## Stated exercise 1
List every category that the data model guide's comparison table uses to contrast documents and databases.
## Stated exercise 2
From the data model guide, retype the part that opens with the words containing "Choosing Your Data" and closes with "to use where.".
## Stated exercise 3
Extend the data model guide, on choosing between documents and databases, past its final sentence.

## Extract
--- Begin ---
Choosing Your Data Model
Primitive offers two storage systems — Documents and Databases — each designed for different use cases. Many apps use both — documents for personal/collaborative data, databases for app-wide shared data. This guide helps you decide which to use where.
At a Glance
| Documents | Databases | |
|---|---|---|
| Where data lives | Local-first, in the browser | Server-side |
| Connectivity | Offline access, instant local reads | Requires network connectivity |
| Collaboration | Real-time sync across collaborators | N/A |
| Access model | All-or-nothing sharing per document | Per-operation CEL access rules |
| Schema | Schemaless CRDT structures | Schemaless — save any JSON records |
| Size limit | ~10 MB per document | ~5 GB per instance |
| Server logic | N/A | Server-enforced triggers and computed fields |
Use documents when users need offline access, real-time collaboration, or all users with access see the same data. Use databases when different users need different views of the data, you need server-enforced rules, or datasets are large.
When to Use Documents
Documents are local-first collaborative containers. Data lives in the browser, syncs automatically, and works offline. Choose documents when:
- Users own the data — Tasks, notes, projects, personal records
- Real-time collaboration matters — Multiple users editing shared data simultaneously with conflict-free merging
- Offline access is important — Users need to work without a network connection
- Data is naturally partitioned by sharing context — Different people have access to different data sets
Documents are the right choice for the "inner" data of most productivity and collaboration apps. Individual documents have a 10 MB data limit — for larger data sets, partition across multiple documents.
When to Use Databases
Databases are server-side structured storage with registered operations and expression-based access control. Individual databases have a 5 GB data limit. Choose databases when:
- Server-enforced rules are required — Validation, computed fields, or business logic that must run server-side
- Data is shared across all users — Product catalogs, configuration, lookup tables, shared settings
- You need cross-user queries — Leaderboards, directories, marketplace listings, aggregated reports
- Access control needs to be per-operation — Different users can read vs. write, or can only modify their own records
- Admin manages the content — Content that's curated centrally, not user-generated
Partitioning Databases for Scale
A single global database works well when your data will stay under 5 GB. But if there are natural ways to partition your data — by user, organization, team, or other context — and most queries stay within a single partition, consider creating separate databases from the start. This gives you scaling benefits for free and avoids a costly migration later. For example, an app where each organization has its own project data can use a database per organization rather than one large shared database.
--- End ---
## Excerpted data
--- Begin ---
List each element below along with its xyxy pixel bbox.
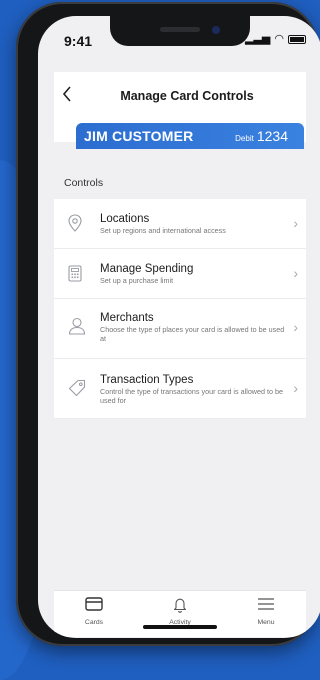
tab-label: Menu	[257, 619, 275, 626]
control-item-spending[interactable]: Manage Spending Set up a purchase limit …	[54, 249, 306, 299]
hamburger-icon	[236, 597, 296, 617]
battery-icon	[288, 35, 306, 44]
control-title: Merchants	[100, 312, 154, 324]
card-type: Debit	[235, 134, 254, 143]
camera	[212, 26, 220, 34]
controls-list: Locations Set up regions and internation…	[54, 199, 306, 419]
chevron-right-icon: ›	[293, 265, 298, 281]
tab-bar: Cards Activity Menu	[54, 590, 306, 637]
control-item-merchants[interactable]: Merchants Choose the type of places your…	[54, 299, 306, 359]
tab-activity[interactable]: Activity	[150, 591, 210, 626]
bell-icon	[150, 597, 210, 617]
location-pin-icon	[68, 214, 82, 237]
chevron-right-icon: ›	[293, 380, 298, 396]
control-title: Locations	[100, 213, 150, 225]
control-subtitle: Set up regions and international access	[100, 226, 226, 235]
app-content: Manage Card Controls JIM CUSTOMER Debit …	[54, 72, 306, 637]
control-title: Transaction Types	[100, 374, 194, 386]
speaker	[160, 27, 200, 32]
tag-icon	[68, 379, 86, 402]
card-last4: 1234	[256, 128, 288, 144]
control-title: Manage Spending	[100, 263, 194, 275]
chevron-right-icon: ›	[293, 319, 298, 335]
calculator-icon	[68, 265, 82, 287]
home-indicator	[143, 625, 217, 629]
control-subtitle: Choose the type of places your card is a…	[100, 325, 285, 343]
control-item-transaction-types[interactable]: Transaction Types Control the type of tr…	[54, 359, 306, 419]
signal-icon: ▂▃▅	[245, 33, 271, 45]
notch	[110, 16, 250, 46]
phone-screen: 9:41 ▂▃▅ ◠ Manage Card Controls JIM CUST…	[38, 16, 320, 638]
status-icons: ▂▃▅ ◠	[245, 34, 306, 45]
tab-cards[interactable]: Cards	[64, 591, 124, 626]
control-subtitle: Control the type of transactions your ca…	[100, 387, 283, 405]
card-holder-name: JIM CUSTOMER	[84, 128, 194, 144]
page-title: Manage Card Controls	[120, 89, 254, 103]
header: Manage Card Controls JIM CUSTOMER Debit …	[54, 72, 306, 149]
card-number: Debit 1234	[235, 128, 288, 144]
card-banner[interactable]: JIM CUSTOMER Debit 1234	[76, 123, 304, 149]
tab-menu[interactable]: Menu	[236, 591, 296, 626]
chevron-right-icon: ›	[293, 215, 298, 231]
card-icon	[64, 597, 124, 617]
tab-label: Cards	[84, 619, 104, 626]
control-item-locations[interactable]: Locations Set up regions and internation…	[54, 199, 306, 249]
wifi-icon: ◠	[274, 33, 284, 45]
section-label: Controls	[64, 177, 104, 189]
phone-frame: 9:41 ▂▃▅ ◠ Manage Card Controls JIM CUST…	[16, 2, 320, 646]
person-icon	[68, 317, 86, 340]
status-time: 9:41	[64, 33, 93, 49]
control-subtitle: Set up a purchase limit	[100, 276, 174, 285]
--- End ---
--- Begin ---
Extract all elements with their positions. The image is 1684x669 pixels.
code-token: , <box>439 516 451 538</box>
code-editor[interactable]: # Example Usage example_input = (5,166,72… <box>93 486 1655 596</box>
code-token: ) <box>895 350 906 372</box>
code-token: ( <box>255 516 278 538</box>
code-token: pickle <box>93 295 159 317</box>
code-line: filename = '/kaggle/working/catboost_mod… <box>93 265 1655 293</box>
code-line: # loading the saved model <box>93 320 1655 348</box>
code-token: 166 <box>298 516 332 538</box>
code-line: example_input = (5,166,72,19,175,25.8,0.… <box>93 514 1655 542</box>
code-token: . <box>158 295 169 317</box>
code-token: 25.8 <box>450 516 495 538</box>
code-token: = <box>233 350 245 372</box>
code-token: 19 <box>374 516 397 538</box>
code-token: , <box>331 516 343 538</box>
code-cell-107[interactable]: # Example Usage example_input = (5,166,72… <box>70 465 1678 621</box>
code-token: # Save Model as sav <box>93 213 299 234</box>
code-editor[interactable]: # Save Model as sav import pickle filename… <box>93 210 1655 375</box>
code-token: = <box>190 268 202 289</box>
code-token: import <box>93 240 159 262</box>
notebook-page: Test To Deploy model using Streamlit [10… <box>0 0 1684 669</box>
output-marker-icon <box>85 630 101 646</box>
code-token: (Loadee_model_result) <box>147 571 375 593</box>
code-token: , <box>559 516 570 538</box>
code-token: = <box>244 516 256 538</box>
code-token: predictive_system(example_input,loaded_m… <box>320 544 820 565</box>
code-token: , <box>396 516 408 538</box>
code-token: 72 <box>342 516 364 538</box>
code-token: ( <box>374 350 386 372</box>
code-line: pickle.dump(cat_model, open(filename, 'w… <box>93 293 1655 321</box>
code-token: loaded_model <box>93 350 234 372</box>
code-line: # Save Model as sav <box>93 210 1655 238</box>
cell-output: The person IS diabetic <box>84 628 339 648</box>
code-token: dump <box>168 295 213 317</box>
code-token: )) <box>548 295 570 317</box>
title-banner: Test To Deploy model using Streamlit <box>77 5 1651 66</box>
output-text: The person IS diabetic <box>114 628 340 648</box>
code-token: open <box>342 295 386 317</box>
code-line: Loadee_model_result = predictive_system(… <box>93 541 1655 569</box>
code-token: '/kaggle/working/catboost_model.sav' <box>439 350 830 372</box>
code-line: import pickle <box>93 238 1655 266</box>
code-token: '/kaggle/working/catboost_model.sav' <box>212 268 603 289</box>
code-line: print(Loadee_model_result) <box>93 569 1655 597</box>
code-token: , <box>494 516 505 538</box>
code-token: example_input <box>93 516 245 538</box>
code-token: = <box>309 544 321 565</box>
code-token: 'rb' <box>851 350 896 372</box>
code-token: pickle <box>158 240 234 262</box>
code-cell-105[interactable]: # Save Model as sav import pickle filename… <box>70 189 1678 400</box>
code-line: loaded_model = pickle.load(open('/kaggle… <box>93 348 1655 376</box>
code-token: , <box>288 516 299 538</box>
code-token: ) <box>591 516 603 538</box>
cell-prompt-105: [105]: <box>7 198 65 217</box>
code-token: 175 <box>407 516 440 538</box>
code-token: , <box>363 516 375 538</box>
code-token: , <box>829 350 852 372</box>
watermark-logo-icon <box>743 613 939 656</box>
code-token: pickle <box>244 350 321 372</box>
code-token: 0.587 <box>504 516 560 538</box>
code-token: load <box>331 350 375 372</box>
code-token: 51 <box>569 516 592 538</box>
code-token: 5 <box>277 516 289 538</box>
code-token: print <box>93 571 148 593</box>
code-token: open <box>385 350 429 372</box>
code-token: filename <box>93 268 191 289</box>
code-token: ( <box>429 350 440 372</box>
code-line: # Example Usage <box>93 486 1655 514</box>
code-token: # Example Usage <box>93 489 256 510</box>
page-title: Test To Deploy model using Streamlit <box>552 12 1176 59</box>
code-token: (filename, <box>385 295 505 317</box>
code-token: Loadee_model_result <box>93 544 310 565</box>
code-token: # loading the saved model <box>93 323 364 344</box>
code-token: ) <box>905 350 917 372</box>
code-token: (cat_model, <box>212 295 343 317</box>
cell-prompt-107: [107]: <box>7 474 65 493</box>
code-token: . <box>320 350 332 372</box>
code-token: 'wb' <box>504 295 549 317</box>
--- End ---
## Exercise response 1
- Where data lives
- Connectivity
- Collaboration
- Access model
- Schema
- Size limit
- Server logic

## Exercise response 2
Choosing Your Data Model
Primitive offers two storage systems — Documents and Databases — each designed for different use cases. Many apps use both — documents for personal/collaborative data, databases for app-wide shared data. This guide helps you decide which to use where.

## Exercise response 3
Using Both Together
Most non-trivial apps benefit from both systems. Here are some patterns:
Classroom / LMS App
- Database for courses, assignments, and grade records (admin-managed, cross-student queries)
- Documents for student submissions and collaborative group work (student-owned, real-time collaboration)
E-Commerce / Marketplace
- Database for product catalog, orders, and inventory (server-enforced stock management, cross-user queries)
- Documents for shopping carts, wishlists, and saved preferences (user-owned, offline-capable)
Team Workspace
- Database for organization settings, role definitions, and shared configuration (admin-controlled)
- Documents for project data, notes, and collaborative content (team-owned, real-time sync)
Chat / Messaging
- Documents for message history within channels (real-time sync, per-channel sharing)
- Database for channel directory, user profiles, and cross-channel search indexes (cross-user queries)
Multi-Tenant SaaS
- Database for tenant configuration, billing state, and feature flags (server-enforced invariants)
- Documents for per-tenant collaborative workspaces (tenant-scoped, real-time collaboration)
Design Principles
Start with the sharing model. If different users need different access to different data, those boundaries often map to documents. Shared reference data goes in a database.
Don't fight the grain. If you need server-enforced validation or cross-user queries, use a database — don't try to build that on top of documents. If you need offline access and real-time collaboration, use documents — don't try to replicate that with a database.
Use groups for access control. Both documents and databases integrate with Primitive's group system. Groups let you model teams, roles, and relationships without building custom permission logic.
Keep documents focused. A document works best under ~10MB. If data grows large, split across multiple documents by natural boundaries (per-project, per-channel, per-time-period).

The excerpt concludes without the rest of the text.